Given passage:
=====

For example, in Sal's first coin example, isn't the possibility of someone replacing coins*(which will affect the constancy of the probability of each trial)*a form of dependence?(2 votes)- Same as what I replied to Mohamed, No.

Say you have 2 coins, and you flip them both (one flip = 1 trial), and then the Random Variable X = # heads after flipping each coin once (2 trials).

However, unlike the example in the video, you have 2 different coins, coin 1 has a 0.6 probability of heads, but coin 2 has a 0.4 probability of heads. This WOULD satisfy the requirement of the trials being independent, but not the requirement of the probability of success being the same for each trial.

Hope this helps!(2 votes)

- For a variable to be binomial, does each trial need to have the same probability of success, or is it enough that each trial has an independent constant probability of success? In other words, if I flip two coins in succession, the first one fair and the second one unfair, would that qualify as a binomial variable or not?(2 votes)
- The probability of success must be the same for each trial.(2 votes)

- What's the intuition behind it needing to have a fixed number of trials?(2 votes)
- The requirement of a fixed number of trials ensures that the binomial variable has a well-defined number of events over which the probability distribution can be calculated. This condition allows for the application of specific formulas and statistical methods tailored to binomial variables, providing a clear framework for analysis.(1 vote)

- Why not introduce bernoulli distribution first? At6:34, something seems wrong with the 1st point (made up of indepentant trials) P(K on 1st trial) = 4/52 and P(K on 2nd trial) = 4/52 * 3/51 + 48/52*4/51 => 4/52. It is the same.(1 vote)
- Introducing the Bernoulli distribution before discussing binomial variables could indeed provide a helpful foundation. The Bernoulli distribution deals with the probability of success or failure in a single trial, which is a fundamental concept underlying binomial variables. Understanding the Bernoulli distribution can help clarify the conditions and characteristics of binomial variables. Regarding the calculation for variable Y, the probability of drawing a king on the second trial does depend on the outcome of the first trial, as there is no replacement. Therefore, the probability calculation for Y without replacement differs from the case with replacement.(1 vote)

- It seems to be same as the multiplication rule of probability.(1 vote)
- Yes, the calculation of the probability for variable Y without replacement resembles the multiplication rule of probability. In this case, the probability of drawing a king on the second trial depends on whether a king was drawn on the first trial, leading to a conditional probability calculation.(1 vote)

=====

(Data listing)
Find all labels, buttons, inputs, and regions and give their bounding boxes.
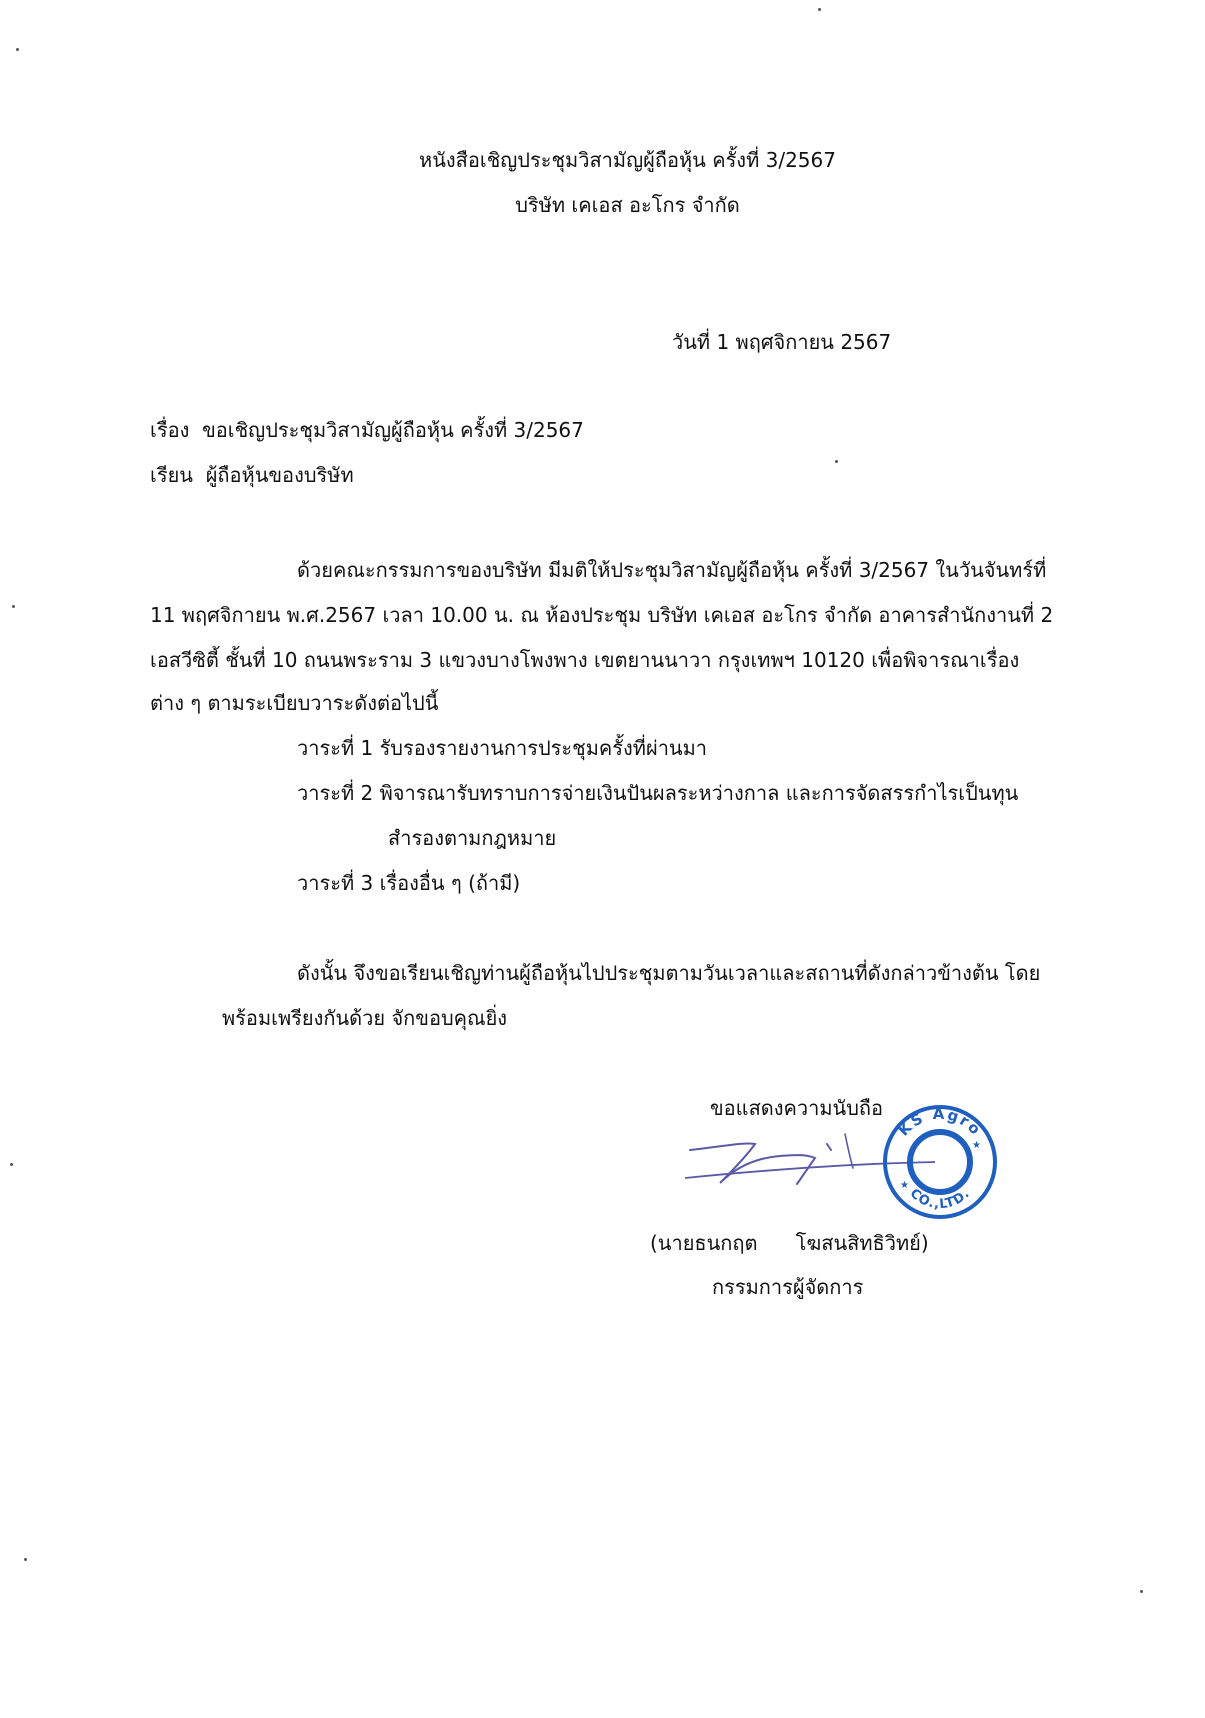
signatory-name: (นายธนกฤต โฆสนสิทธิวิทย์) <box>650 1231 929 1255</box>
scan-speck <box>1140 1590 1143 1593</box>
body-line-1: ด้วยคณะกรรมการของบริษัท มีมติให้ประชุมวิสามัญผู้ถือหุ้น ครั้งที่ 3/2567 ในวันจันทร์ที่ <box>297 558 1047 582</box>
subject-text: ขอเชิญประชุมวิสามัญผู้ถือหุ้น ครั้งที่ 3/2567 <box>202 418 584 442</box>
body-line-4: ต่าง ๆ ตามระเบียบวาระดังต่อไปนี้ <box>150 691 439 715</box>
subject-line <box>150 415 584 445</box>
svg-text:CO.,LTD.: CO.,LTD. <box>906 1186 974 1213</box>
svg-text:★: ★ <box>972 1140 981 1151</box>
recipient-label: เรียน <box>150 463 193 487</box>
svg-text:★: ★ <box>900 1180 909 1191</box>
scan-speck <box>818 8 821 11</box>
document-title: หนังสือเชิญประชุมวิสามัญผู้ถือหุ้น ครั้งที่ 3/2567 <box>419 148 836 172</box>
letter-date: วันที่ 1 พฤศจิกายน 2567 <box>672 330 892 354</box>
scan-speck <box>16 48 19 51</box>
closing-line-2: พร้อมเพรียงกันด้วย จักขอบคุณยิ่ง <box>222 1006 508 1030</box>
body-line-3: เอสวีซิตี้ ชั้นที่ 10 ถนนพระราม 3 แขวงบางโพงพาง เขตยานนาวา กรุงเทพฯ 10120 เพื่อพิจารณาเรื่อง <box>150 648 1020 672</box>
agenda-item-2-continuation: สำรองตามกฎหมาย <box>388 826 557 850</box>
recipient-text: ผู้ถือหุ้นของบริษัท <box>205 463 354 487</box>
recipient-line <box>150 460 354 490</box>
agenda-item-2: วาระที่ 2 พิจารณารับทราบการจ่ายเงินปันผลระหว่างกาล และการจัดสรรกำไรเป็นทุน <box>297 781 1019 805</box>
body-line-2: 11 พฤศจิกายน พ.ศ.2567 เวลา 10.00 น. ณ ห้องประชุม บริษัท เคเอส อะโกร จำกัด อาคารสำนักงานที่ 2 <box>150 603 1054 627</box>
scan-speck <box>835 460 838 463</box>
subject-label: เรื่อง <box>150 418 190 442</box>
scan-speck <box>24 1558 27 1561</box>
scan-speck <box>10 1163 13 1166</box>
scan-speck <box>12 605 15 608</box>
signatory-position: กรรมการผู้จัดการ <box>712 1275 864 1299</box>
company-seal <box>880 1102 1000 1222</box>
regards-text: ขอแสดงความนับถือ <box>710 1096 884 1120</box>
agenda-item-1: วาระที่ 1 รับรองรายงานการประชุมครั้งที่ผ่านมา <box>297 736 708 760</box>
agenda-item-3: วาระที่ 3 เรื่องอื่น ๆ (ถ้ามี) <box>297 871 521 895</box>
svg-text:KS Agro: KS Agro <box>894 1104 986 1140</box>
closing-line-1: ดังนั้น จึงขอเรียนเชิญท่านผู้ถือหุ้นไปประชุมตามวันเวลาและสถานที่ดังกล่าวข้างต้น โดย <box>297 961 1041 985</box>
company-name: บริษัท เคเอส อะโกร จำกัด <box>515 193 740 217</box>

=====

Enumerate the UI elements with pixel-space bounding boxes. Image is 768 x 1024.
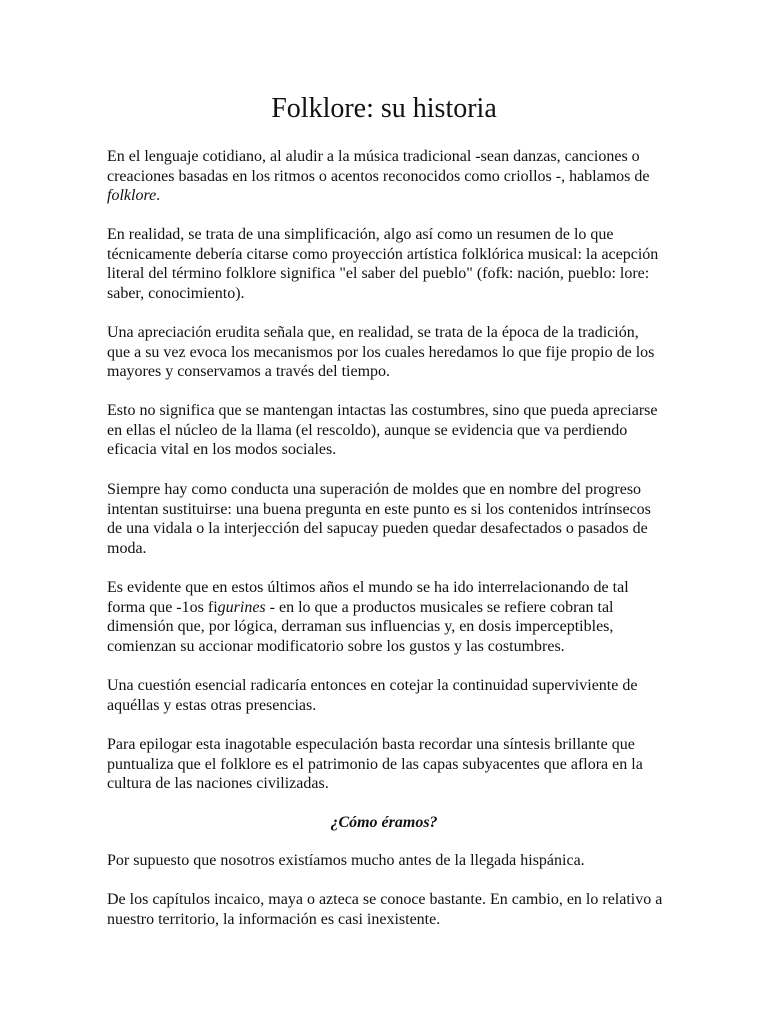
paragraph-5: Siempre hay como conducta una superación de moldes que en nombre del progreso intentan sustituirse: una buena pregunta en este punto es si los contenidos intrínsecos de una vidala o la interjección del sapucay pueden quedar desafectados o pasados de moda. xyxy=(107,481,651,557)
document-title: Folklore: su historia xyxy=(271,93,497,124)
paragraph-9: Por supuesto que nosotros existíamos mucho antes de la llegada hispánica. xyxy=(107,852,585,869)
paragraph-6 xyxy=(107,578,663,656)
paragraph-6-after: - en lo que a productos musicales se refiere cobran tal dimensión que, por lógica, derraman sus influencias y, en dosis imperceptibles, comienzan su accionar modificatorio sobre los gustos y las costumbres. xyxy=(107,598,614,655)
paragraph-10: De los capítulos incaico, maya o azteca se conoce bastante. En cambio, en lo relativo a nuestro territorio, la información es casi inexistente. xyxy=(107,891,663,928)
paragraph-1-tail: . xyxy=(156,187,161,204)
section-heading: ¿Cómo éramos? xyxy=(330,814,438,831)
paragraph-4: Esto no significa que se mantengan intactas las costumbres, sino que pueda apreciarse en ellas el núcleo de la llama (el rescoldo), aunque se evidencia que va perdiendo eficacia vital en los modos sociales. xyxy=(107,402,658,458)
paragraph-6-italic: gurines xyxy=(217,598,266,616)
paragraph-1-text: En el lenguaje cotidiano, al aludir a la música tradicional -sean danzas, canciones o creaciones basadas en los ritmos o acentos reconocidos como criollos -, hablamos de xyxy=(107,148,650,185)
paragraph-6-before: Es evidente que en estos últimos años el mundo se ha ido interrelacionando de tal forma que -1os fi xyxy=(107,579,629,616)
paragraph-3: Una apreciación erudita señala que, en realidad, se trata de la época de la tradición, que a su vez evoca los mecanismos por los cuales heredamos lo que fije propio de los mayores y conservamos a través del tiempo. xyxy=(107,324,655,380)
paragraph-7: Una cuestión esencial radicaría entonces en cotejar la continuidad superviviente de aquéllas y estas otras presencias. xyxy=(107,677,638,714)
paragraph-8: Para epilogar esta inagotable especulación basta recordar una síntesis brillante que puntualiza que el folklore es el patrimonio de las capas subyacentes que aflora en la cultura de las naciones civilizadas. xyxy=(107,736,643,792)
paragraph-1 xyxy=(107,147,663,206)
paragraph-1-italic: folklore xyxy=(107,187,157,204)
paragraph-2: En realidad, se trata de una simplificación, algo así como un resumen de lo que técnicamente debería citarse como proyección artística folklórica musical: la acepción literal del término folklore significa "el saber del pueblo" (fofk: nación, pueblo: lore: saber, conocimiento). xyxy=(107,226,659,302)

=====

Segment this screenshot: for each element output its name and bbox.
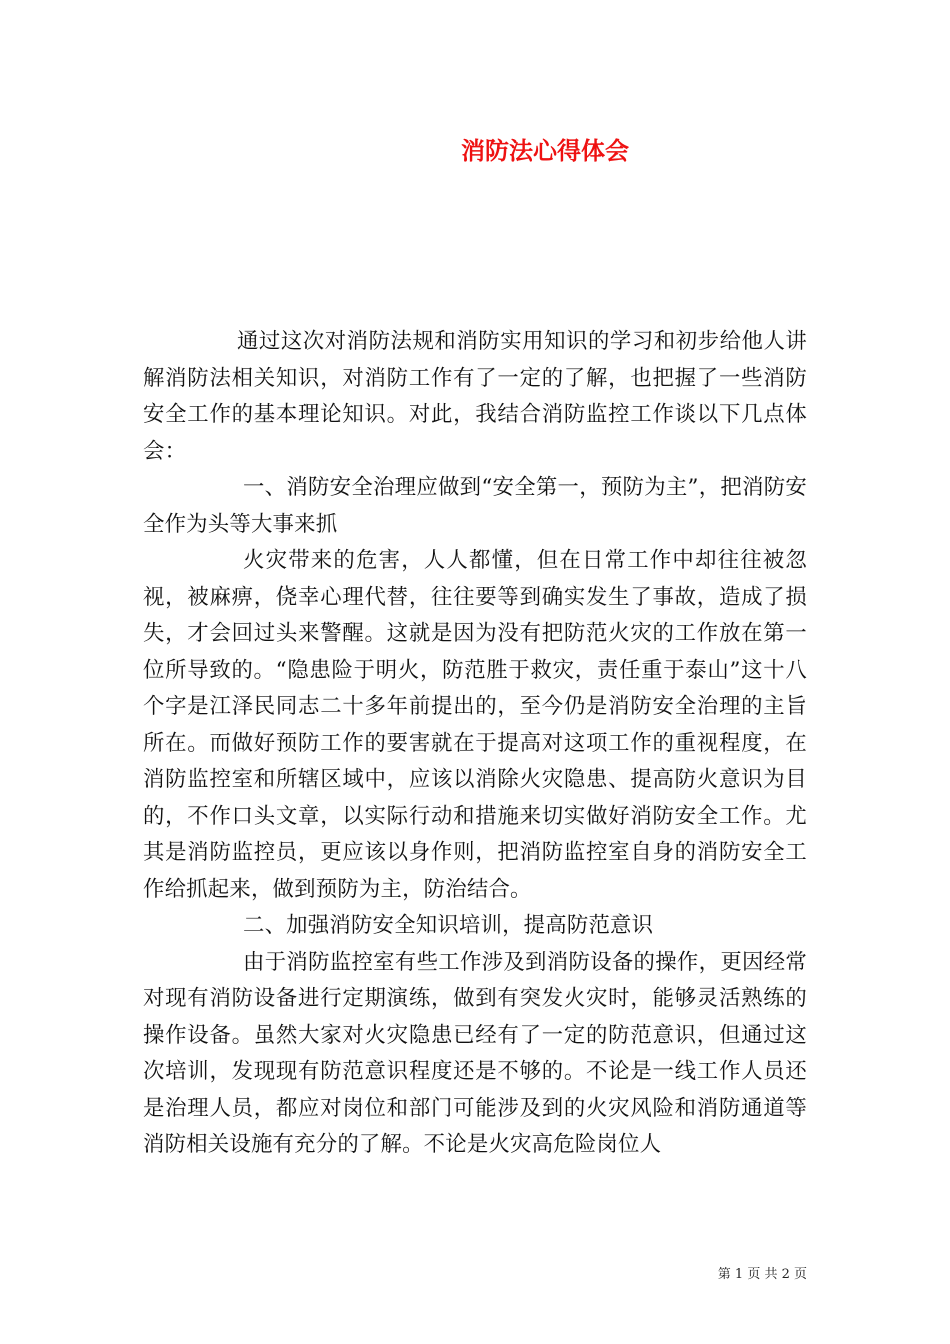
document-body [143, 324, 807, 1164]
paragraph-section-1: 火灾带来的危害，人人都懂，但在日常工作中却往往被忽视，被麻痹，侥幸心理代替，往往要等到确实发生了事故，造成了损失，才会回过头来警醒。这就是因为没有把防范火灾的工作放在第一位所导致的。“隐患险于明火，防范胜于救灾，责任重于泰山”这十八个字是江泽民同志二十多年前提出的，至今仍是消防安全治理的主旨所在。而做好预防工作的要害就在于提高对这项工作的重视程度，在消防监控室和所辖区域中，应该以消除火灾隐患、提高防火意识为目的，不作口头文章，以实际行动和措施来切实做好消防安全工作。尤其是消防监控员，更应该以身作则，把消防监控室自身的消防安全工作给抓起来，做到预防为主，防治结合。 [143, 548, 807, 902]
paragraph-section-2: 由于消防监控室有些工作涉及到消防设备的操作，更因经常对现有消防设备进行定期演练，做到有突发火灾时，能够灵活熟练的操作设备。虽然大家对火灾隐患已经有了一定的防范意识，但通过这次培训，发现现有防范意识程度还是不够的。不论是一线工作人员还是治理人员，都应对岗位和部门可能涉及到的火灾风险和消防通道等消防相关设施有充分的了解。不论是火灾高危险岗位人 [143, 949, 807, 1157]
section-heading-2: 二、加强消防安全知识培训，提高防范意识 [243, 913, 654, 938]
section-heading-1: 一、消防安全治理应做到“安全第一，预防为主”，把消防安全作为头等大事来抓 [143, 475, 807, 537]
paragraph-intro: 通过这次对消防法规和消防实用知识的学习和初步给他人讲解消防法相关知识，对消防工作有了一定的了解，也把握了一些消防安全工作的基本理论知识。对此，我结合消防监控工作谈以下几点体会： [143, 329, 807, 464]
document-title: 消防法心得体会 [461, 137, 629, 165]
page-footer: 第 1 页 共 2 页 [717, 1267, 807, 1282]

=====

Problems and tasks:
A: In the binomial variable discussion, what probability of heads does coin 2 have in the two-coin example?
B: According to the binomial variable discussion, why does the two-coin example fail to produce a binomial variable?
C: Reproduce the section of the binomial variable discussion starting at "However, unlike the" and ending at "this helps!(2 votes)".
The data bear no relation to the binomial variable discussion.

Task solutions:
A: Coin 2 has a 0.4 probability of heads.

B: The two coins have different probabilities of heads, 0.6 for coin 1 and 0.4 for coin 2. The trials are therefore independent, but they do not meet the requirement that the probability of success be the same for each trial.

C:
However, unlike the example in the video, you have 2 different coins, coin 1 has a 0.6 probability of heads, but coin 2 has a 0.4 probability of heads. This WOULD satisfy the requirement of the trials being independent, but not the requirement of the probability of success being the same for each trial.

Hope this helps!(2 votes)